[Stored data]
○ ○ ○ ○ ○
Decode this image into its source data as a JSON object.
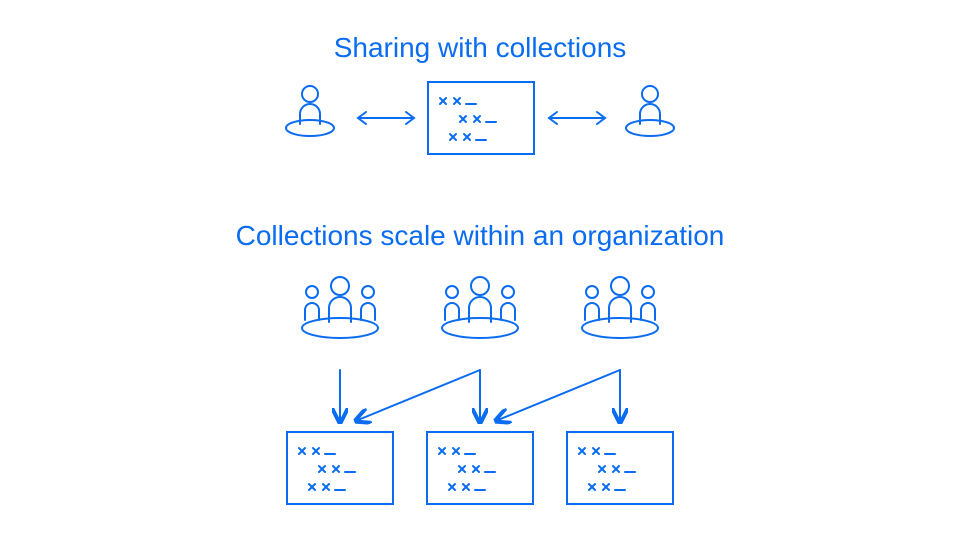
{
  "color": "#0a6cf0",
  "section1": {
    "title": "Sharing with collections"
  },
  "section2": {
    "title": "Collections scale within an organization"
  }
}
○ ○ ○ ○ ○
● **What is being asked**
Copy every entry word for word, but omit the pictures.

● **Task answer**
Decode this image into its source data as a JSON object.
{
  "color": "#0a6cf0",
  "section1": {
    "title": "Sharing with collections"
  },
  "section2": {
    "title": "Collections scale within an organization"
  }
}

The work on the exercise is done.